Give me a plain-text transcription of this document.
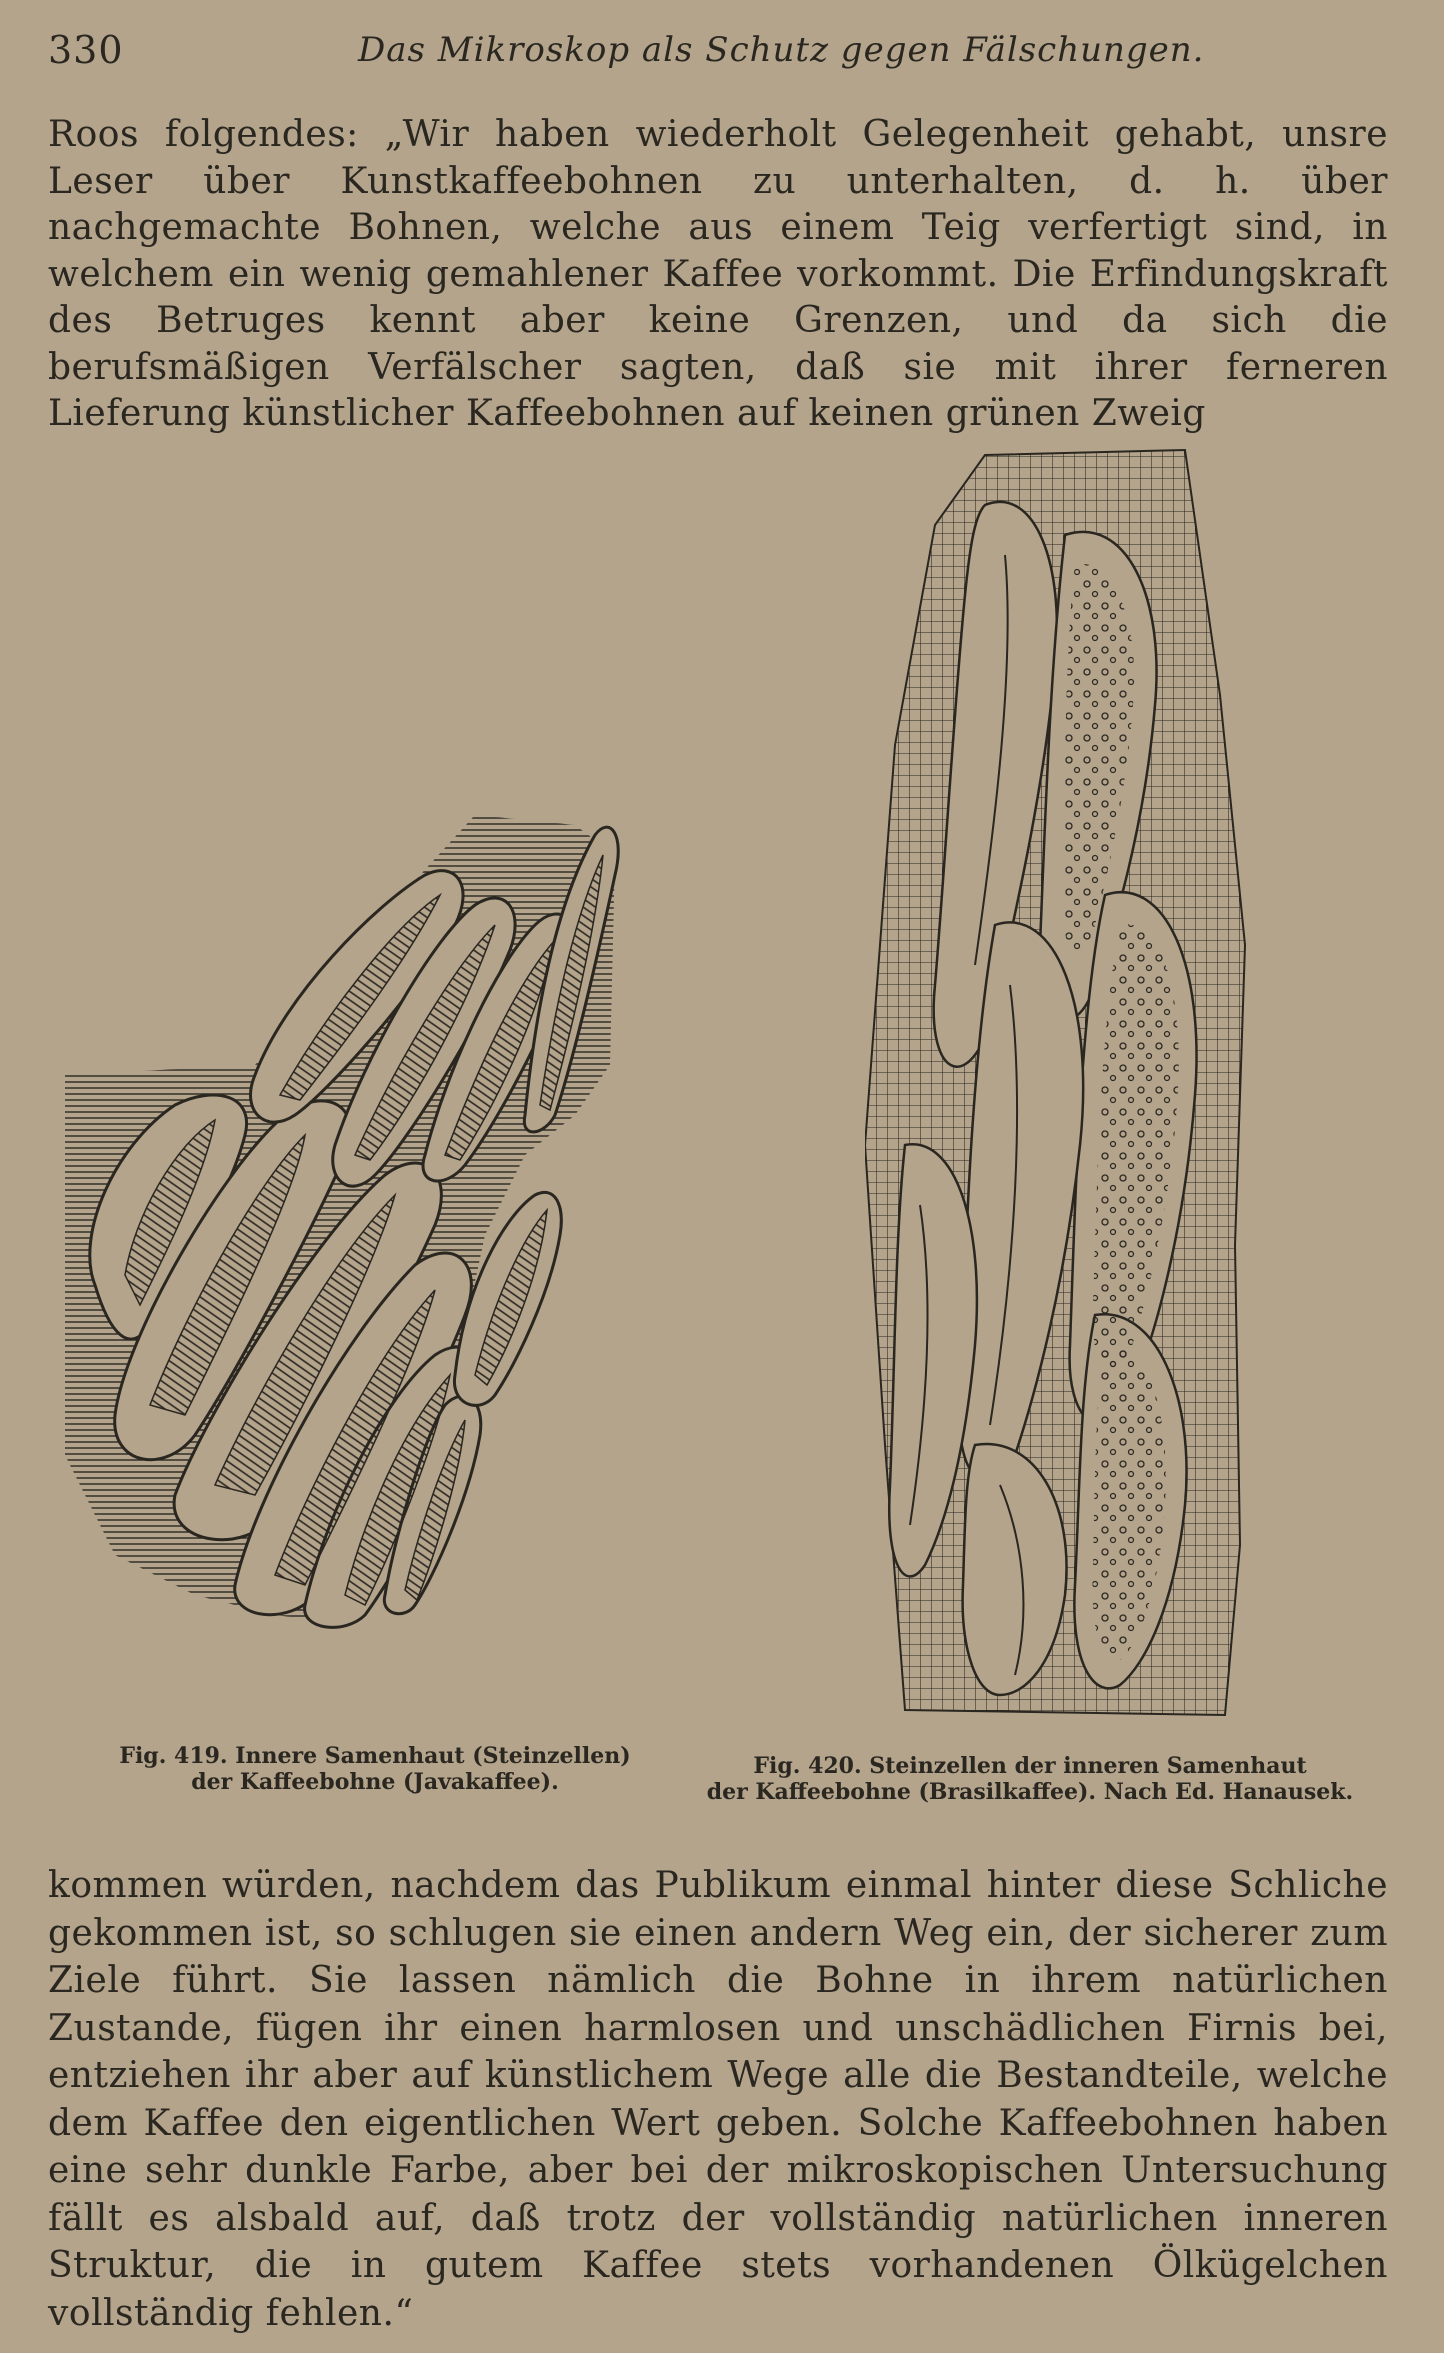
330	Das Mikroskop als Schutz gegen Fälschungen.
Roos folgendes: „Wir haben wiederholt Gelegenheit gehabt, unsre Leser über Kunstkaffeebohnen zu unterhalten, d. h. über nachgemachte Bohnen, welche aus einem Teig verfertigt sind, in welchem ein wenig gemahlener Kaffee vorkommt. Die Erfindungskraft des Betruges kennt aber keine Grenzen, und da sich die berufsmäßigen Verfälscher sagten, daß sie mit ihrer ferneren Lieferung künstlicher Kaffeebohnen auf keinen grünen Zweig
Fig. 419. Innere Samenhaut (Steinzellen)
der Kaffeebohne (Javakaffee).
Fig. 420. Steinzellen der inneren Samenhaut
der Kaffeebohne (Brasilkaffee). Nach Ed. Hanausek.
kommen würden, nachdem das Publikum einmal hinter diese Schliche gekommen ist, so schlugen sie einen andern Weg ein, der sicherer zum Ziele führt. Sie lassen nämlich die Bohne in ihrem natürlichen Zustande, fügen ihr einen harmlosen und unschädlichen Firnis bei, entziehen ihr aber auf künstlichem Wege alle die Bestandteile, welche dem Kaffee den eigentlichen Wert geben. Solche Kaffeebohnen haben eine sehr dunkle Farbe, aber bei der mikroskopischen Untersuchung fällt es alsbald auf, daß trotz der vollständig natürlichen inneren Struktur, die in gutem Kaffee stets vorhandenen Ölkügelchen vollständig fehlen.“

====

» Stated exercise
Restate the data above exactly, stripping out each image.

» Output of the task
Give me a plain-text transcription of this document.
330	Das Mikroskop als Schutz gegen Fälschungen.
Roos folgendes: „Wir haben wiederholt Gelegenheit gehabt, unsre Leser über Kunstkaffeebohnen zu unterhalten, d. h. über nachgemachte Bohnen, welche aus einem Teig verfertigt sind, in welchem ein wenig gemahlener Kaffee vorkommt. Die Erfindungskraft des Betruges kennt aber keine Grenzen, und da sich die berufsmäßigen Verfälscher sagten, daß sie mit ihrer ferneren Lieferung künstlicher Kaffeebohnen auf keinen grünen Zweig
Fig. 419. Innere Samenhaut (Steinzellen)
der Kaffeebohne (Javakaffee).
Fig. 420. Steinzellen der inneren Samenhaut
der Kaffeebohne (Brasilkaffee). Nach Ed. Hanausek.
kommen würden, nachdem das Publikum einmal hinter diese Schliche gekommen ist, so schlugen sie einen andern Weg ein, der sicherer zum Ziele führt. Sie lassen nämlich die Bohne in ihrem natürlichen Zustande, fügen ihr einen harmlosen und unschädlichen Firnis bei, entziehen ihr aber auf künstlichem Wege alle die Bestandteile, welche dem Kaffee den eigentlichen Wert geben. Solche Kaffeebohnen haben eine sehr dunkle Farbe, aber bei der mikroskopischen Untersuchung fällt es alsbald auf, daß trotz der vollständig natürlichen inneren Struktur, die in gutem Kaffee stets vorhandenen Ölkügelchen vollständig fehlen.“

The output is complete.